> **What is expected**:
Looking at the data below, count the lines that contain the string "JSON". Write only the total.

> **Materials provided**:
+===+

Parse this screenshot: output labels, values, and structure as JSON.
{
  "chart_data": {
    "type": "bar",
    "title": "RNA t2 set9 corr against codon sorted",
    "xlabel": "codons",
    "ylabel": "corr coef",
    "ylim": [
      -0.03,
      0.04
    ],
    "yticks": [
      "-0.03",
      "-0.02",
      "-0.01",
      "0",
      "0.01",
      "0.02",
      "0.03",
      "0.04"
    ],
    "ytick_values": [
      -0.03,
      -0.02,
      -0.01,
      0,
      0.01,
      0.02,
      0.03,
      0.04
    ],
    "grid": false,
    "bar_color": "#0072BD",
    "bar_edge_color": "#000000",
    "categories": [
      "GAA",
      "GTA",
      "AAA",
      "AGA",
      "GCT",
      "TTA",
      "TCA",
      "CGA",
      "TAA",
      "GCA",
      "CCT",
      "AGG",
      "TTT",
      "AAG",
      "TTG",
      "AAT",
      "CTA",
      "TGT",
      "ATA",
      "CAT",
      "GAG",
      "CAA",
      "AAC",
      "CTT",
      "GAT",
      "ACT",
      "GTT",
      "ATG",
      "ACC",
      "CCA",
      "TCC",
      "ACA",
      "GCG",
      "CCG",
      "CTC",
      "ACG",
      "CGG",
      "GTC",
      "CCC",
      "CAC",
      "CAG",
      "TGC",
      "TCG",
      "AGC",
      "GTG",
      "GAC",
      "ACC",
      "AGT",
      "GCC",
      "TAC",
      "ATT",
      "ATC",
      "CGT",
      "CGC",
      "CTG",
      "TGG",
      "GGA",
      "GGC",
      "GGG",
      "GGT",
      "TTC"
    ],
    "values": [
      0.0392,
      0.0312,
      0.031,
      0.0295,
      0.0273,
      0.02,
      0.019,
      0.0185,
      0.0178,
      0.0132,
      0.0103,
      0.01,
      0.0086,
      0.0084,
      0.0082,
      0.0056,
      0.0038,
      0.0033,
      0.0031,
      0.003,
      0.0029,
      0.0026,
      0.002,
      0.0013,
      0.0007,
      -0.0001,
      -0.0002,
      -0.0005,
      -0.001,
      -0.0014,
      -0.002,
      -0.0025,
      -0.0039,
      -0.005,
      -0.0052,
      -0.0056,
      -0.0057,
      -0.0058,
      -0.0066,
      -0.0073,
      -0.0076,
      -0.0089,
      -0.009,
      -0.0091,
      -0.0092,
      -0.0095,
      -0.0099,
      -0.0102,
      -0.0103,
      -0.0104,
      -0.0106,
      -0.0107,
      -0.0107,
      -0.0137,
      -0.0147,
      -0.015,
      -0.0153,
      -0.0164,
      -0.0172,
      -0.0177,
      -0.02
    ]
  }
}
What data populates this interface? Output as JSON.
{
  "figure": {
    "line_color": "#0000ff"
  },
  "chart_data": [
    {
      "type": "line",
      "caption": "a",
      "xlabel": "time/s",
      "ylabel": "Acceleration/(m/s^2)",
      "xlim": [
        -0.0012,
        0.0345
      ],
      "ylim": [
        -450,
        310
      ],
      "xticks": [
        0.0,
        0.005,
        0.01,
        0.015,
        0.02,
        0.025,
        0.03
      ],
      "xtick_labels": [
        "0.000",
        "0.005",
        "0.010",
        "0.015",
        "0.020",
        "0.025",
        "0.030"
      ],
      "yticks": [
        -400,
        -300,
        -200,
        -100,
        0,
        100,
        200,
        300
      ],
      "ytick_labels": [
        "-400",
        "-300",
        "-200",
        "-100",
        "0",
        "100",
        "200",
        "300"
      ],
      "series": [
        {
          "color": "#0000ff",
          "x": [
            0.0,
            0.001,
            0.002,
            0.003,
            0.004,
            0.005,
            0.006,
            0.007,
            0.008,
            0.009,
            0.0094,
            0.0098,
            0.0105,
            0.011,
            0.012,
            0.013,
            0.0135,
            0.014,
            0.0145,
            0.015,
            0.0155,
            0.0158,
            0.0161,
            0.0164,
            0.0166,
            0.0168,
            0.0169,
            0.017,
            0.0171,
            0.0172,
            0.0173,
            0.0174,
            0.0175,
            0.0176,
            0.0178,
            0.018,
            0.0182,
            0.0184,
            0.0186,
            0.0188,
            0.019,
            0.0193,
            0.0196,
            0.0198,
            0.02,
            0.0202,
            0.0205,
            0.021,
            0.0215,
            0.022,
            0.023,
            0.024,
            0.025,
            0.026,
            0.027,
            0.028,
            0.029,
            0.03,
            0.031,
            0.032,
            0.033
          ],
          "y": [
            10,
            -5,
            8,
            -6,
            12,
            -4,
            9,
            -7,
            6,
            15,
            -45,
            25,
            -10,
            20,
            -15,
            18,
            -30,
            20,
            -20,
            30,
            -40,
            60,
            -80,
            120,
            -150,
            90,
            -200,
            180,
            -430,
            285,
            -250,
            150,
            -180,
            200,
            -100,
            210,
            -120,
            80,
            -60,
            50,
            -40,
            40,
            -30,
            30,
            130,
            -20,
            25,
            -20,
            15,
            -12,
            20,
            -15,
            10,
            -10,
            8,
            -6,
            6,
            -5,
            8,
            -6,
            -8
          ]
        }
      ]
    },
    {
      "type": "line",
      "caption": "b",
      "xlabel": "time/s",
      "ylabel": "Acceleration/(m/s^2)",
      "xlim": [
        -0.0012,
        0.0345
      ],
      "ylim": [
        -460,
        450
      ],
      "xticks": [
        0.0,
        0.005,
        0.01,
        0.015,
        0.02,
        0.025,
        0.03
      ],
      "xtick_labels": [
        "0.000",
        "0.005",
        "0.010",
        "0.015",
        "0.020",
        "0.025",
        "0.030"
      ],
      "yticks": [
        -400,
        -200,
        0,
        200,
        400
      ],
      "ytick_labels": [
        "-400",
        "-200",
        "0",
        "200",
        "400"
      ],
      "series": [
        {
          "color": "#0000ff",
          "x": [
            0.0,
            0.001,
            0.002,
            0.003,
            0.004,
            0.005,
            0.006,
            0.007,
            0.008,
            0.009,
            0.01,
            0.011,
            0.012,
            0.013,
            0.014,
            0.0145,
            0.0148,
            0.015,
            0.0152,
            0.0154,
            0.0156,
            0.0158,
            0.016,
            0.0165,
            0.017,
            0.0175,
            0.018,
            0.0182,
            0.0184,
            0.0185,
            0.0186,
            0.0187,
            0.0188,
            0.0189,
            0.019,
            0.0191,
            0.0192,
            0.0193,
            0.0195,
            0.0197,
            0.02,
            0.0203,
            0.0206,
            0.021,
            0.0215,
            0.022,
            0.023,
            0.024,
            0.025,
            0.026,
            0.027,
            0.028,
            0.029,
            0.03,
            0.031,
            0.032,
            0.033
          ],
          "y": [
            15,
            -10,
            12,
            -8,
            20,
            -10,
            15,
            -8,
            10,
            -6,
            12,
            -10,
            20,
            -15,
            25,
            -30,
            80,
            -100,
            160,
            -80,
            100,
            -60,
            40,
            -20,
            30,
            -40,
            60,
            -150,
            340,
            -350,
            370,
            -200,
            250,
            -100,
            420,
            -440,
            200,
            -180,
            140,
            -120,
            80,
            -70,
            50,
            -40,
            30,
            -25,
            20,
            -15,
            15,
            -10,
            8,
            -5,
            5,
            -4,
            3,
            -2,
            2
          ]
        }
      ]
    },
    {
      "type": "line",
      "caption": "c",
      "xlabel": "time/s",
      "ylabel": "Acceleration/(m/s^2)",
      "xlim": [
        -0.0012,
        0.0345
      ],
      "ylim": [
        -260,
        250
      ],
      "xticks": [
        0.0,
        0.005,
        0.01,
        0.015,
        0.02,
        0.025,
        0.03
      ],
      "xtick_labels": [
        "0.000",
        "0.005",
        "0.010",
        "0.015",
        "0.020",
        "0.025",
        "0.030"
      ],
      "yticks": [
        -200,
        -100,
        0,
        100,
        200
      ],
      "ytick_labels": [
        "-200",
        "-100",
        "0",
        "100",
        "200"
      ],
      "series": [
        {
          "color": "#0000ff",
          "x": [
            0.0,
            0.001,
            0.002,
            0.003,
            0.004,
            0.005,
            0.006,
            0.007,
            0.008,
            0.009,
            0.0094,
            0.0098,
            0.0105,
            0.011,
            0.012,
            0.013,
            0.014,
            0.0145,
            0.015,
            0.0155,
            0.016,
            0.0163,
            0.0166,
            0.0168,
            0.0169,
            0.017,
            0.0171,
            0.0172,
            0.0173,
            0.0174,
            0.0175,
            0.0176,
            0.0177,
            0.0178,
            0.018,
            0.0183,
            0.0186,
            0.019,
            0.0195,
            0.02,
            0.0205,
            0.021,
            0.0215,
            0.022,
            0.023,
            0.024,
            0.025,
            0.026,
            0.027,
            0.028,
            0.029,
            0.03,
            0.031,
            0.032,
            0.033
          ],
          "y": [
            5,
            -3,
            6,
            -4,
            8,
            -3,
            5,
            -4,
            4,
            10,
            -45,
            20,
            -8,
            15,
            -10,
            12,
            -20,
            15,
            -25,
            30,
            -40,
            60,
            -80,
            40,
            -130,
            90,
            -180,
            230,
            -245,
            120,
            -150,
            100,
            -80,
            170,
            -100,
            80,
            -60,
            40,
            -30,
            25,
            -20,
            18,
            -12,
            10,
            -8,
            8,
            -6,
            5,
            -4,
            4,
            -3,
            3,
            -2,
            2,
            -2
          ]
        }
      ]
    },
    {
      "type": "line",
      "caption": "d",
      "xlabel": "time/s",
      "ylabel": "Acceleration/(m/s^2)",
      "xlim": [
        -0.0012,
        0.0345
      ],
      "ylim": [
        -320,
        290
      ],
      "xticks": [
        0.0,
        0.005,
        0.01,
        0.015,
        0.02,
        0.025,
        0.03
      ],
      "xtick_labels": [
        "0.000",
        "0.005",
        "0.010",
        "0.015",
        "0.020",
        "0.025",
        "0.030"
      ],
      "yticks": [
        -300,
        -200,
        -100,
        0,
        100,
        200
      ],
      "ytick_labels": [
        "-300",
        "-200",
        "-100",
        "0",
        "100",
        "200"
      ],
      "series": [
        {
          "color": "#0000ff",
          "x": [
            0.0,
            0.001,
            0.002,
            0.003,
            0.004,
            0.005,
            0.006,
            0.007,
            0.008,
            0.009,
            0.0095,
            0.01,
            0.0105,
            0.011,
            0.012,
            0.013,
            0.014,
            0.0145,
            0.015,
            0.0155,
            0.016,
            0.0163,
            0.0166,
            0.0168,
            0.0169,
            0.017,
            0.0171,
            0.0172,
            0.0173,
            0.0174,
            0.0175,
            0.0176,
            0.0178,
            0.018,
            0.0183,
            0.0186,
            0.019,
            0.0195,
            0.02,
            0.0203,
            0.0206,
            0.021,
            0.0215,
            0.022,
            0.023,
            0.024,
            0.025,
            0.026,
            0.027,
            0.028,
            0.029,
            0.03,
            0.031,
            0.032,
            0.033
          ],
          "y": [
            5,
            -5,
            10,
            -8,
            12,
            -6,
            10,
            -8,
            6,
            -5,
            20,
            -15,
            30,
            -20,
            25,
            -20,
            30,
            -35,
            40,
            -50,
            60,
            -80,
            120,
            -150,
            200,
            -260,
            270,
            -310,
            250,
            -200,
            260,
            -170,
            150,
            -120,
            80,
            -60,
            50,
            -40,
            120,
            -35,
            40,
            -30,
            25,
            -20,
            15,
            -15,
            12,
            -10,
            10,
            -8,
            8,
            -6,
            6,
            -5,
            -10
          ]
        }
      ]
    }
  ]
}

+===+

> **Task output**:
2